Exercise brief: Every line must be returned precisely as it is written.

[START OF Records for processing]

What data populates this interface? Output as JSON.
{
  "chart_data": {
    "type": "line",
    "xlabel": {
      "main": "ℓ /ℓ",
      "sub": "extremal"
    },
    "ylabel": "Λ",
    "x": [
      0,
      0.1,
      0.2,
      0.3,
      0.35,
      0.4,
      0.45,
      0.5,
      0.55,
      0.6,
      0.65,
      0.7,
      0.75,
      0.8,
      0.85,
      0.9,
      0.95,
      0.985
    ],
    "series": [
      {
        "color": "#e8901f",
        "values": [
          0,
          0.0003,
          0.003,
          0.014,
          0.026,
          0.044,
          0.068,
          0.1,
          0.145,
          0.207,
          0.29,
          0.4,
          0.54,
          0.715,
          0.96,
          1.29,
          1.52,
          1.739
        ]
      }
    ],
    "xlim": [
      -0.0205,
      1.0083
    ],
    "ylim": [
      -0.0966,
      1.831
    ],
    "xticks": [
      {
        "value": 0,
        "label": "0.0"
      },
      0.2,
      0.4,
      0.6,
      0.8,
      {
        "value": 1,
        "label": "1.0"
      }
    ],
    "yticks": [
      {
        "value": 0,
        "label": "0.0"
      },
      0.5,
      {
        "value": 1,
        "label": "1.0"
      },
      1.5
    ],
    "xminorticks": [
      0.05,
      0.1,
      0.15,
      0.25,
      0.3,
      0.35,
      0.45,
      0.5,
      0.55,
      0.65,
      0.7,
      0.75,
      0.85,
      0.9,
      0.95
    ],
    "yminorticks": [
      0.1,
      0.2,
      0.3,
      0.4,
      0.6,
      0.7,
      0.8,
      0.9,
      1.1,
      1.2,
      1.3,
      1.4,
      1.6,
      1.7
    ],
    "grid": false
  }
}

[END OF Records for processing]

Exercise answer:
What data populates this interface? Output as JSON.
{
  "chart_data": {
    "type": "line",
    "xlabel": {
      "main": "ℓ /ℓ",
      "sub": "extremal"
    },
    "ylabel": "Λ",
    "x": [
      0,
      0.1,
      0.2,
      0.3,
      0.35,
      0.4,
      0.45,
      0.5,
      0.55,
      0.6,
      0.65,
      0.7,
      0.75,
      0.8,
      0.85,
      0.9,
      0.95,
      0.985
    ],
    "series": [
      {
        "color": "#e8901f",
        "values": [
          0,
          0.0003,
          0.003,
          0.014,
          0.026,
          0.044,
          0.068,
          0.1,
          0.145,
          0.207,
          0.29,
          0.4,
          0.54,
          0.715,
          0.96,
          1.29,
          1.52,
          1.739
        ]
      }
    ],
    "xlim": [
      -0.0205,
      1.0083
    ],
    "ylim": [
      -0.0966,
      1.831
    ],
    "xticks": [
      {
        "value": 0,
        "label": "0.0"
      },
      0.2,
      0.4,
      0.6,
      0.8,
      {
        "value": 1,
        "label": "1.0"
      }
    ],
    "yticks": [
      {
        "value": 0,
        "label": "0.0"
      },
      0.5,
      {
        "value": 1,
        "label": "1.0"
      },
      1.5
    ],
    "xminorticks": [
      0.05,
      0.1,
      0.15,
      0.25,
      0.3,
      0.35,
      0.45,
      0.5,
      0.55,
      0.65,
      0.7,
      0.75,
      0.85,
      0.9,
      0.95
    ],
    "yminorticks": [
      0.1,
      0.2,
      0.3,
      0.4,
      0.6,
      0.7,
      0.8,
      0.9,
      1.1,
      1.2,
      1.3,
      1.4,
      1.6,
      1.7
    ],
    "grid": false
  }
}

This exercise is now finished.